_Task objective:_ Below, find each line holding "muodostaa" and state how many there are, using the number alone.

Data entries
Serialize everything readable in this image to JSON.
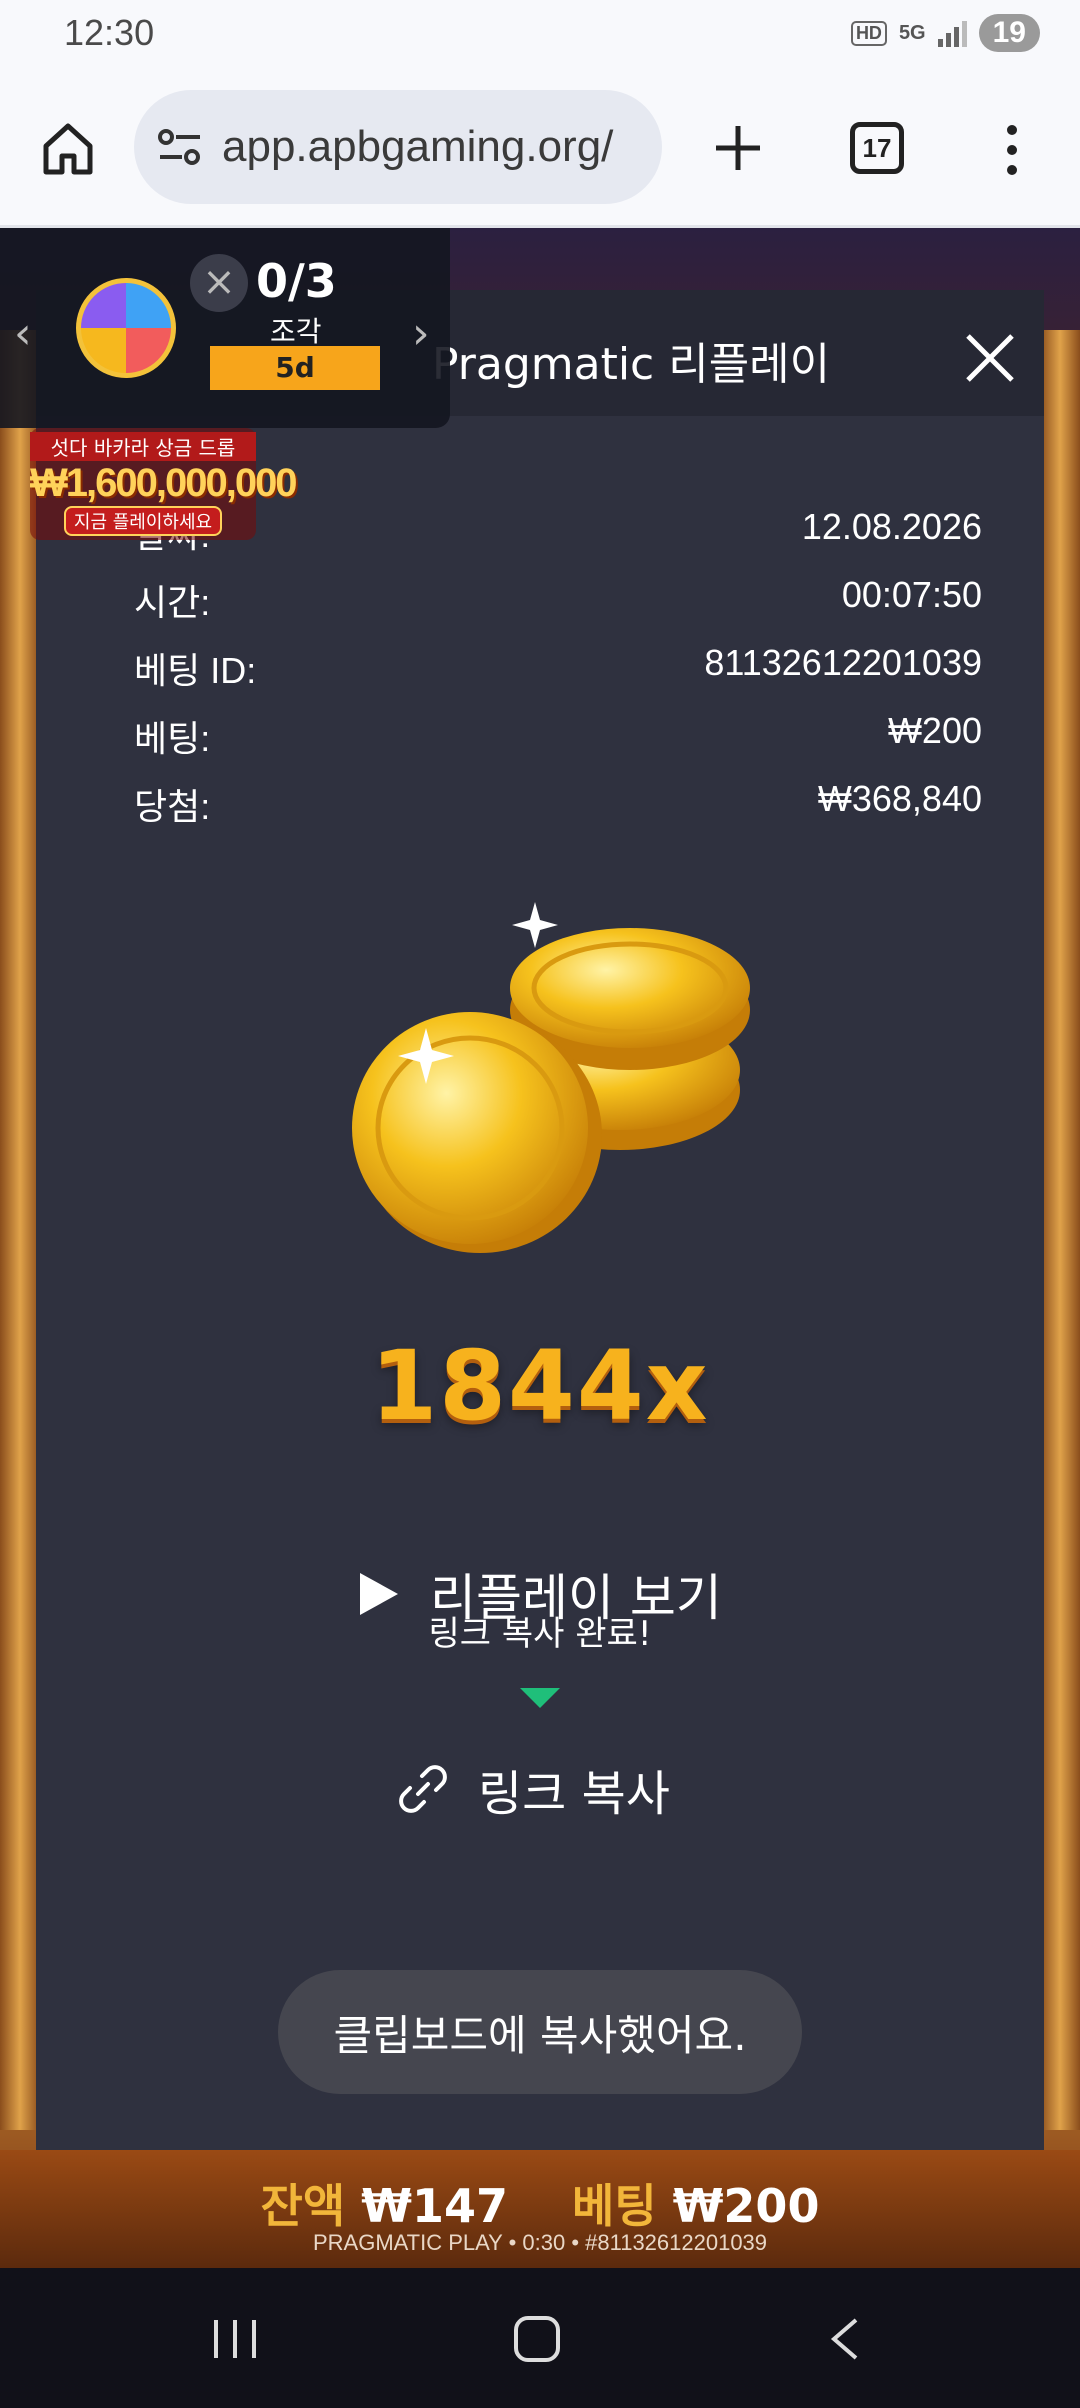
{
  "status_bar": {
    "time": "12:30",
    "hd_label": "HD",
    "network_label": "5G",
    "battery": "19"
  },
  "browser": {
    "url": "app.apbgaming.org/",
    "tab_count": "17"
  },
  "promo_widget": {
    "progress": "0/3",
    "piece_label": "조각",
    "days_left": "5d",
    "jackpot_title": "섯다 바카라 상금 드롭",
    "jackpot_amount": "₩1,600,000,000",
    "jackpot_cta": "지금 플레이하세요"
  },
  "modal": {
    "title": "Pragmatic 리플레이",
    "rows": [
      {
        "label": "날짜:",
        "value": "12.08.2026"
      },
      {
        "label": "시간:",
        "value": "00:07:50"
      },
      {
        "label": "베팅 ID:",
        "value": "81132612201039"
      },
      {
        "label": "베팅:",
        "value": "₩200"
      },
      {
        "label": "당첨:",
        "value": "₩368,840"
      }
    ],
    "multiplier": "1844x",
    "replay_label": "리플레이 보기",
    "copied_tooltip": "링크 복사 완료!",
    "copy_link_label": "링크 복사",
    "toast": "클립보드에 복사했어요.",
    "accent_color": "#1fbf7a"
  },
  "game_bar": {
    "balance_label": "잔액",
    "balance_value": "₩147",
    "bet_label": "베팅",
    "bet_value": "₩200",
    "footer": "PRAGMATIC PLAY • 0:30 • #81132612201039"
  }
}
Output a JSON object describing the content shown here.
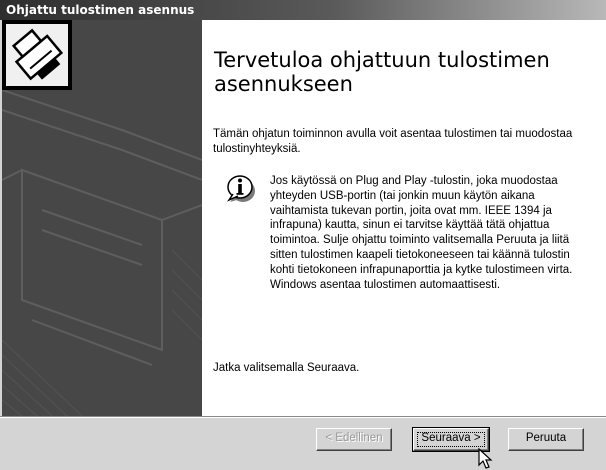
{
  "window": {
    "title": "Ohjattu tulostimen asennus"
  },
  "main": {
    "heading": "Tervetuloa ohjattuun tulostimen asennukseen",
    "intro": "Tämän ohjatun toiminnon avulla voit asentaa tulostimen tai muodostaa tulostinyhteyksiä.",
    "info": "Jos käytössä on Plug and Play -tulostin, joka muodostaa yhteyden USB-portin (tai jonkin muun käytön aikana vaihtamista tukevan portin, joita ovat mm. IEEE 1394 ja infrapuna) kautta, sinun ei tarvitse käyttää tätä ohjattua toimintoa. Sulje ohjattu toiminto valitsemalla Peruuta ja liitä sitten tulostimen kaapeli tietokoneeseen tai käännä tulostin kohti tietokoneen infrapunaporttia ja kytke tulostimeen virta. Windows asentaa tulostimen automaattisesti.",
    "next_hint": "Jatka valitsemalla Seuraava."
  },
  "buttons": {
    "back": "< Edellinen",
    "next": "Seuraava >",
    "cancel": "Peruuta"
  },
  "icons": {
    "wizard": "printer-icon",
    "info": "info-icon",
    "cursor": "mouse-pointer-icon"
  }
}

_Finished exercise:_ 2